§ Provided passage:
[Start of Attachment]
Perfectly Accurate Membership Inference by a Dishonest Central Server in Federated Learning

TL;DR

This paper demonstrates a simple yet effective membership inference attack in federated learning with a dishonest server, achieving perfect accuracy on multiple datasets by exploiting ReLU activation properties.

Contribution

It introduces a novel membership inference attack that works against a dishonest central server in federated learning, achieving perfect accuracy with minimal assumptions.

Findings

Achieves perfect membership inference accuracy on multiple datasets.

Reveals potential privacy vulnerabilities in federated learning.

Discovers duplicate images in datasets through attack failures.

Abstract

Federated Learning is expected to provide strong privacy guarantees, as only gradients or model parameters but no plain text training data is ever exchanged either between the clients or between the clients and the central server. In this paper, we challenge this claim by introducing a simple but still very effective membership inference attack algorithm, which relies only on a single training step. In contrast to the popular honest-but-curious model, we investigate a framework with a dishonest central server. Our strategy is applicable to models with ReLU activations and uses the properties of this activation function to achieve perfect accuracy. Empirical evaluation on visual classification tasks with MNIST, CIFAR10, CIFAR100 and CelebA datasets show that our method provides perfect accuracy in identifying one sample in a training set with thousands of samples. Occasional failures of our method lead us to discover duplicate images in the CIFAR100 and CelebA datasets.
[End of Attachment]
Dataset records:
[Start of Attachment]
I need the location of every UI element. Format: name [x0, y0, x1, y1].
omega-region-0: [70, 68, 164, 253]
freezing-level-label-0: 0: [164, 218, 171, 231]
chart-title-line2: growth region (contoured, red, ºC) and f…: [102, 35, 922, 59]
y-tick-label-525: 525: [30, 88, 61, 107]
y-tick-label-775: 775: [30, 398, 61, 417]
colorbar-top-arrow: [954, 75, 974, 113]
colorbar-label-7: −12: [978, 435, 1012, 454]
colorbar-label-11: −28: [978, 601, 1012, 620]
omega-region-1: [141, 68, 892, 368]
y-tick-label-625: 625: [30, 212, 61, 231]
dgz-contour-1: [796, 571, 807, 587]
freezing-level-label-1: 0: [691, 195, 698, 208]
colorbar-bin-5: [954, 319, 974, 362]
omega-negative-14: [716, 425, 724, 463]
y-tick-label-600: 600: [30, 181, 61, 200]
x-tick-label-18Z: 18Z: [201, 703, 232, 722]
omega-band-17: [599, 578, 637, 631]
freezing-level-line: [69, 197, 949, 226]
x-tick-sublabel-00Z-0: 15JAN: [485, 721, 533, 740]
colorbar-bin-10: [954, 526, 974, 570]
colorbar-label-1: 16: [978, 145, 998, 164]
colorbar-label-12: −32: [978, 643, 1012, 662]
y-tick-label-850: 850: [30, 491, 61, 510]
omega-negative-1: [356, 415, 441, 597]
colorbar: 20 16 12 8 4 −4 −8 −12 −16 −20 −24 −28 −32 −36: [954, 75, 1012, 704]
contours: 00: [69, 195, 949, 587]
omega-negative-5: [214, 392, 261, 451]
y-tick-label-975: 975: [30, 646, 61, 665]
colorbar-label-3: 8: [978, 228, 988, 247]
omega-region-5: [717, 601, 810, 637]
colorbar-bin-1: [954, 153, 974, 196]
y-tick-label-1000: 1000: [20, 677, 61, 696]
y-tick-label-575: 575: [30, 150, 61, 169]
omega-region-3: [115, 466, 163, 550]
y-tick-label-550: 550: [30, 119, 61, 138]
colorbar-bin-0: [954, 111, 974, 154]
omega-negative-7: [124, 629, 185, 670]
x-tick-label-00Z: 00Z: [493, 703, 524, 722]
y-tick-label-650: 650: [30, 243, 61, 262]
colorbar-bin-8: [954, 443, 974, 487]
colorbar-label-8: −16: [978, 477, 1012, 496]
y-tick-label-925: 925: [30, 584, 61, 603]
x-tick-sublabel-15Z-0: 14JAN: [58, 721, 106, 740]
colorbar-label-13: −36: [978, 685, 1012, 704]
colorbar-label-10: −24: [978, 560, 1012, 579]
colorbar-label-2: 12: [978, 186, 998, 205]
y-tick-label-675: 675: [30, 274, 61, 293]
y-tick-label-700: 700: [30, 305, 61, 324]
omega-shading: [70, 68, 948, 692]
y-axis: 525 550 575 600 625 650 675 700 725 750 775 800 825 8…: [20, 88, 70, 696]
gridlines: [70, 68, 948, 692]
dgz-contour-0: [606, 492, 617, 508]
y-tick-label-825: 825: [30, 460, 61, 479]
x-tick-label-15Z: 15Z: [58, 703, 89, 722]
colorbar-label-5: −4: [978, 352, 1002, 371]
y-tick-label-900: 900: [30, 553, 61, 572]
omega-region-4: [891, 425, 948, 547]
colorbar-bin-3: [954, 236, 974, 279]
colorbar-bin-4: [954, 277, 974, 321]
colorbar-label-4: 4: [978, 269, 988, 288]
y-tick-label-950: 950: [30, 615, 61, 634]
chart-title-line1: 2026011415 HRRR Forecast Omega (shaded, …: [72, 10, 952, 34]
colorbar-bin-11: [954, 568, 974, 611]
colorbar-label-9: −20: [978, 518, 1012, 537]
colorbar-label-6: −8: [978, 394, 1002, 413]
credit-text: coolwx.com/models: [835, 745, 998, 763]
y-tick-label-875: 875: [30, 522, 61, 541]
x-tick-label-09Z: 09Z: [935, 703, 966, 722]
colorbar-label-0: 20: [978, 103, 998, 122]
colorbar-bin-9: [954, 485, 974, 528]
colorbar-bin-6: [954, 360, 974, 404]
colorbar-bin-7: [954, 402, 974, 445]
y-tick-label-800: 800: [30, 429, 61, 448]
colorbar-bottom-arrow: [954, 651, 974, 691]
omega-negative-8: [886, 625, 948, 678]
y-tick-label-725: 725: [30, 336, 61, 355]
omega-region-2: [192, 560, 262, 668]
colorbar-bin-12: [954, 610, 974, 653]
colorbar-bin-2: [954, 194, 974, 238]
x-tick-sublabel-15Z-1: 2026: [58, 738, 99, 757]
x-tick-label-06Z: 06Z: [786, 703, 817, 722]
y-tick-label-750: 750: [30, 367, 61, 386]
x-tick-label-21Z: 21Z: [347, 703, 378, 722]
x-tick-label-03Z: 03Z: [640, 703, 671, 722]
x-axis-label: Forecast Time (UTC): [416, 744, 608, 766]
[End of Attachment]
Rewrite the paper summary starting at "This paper demonstrates" and ending at "on multiple datasets.", replacing "multiple datasets" with "several datasets". These items have no connection to the text.

This paper demonstrates a simple yet effective membership inference attack in federated learning with a dishonest server, achieving perfect accuracy on several datasets by exploiting ReLU activation properties.

Contribution

It introduces a novel membership inference attack that works against a dishonest central server in federated learning, achieving perfect accuracy with minimal assumptions.

Findings

Achieves perfect membership inference accuracy on several datasets.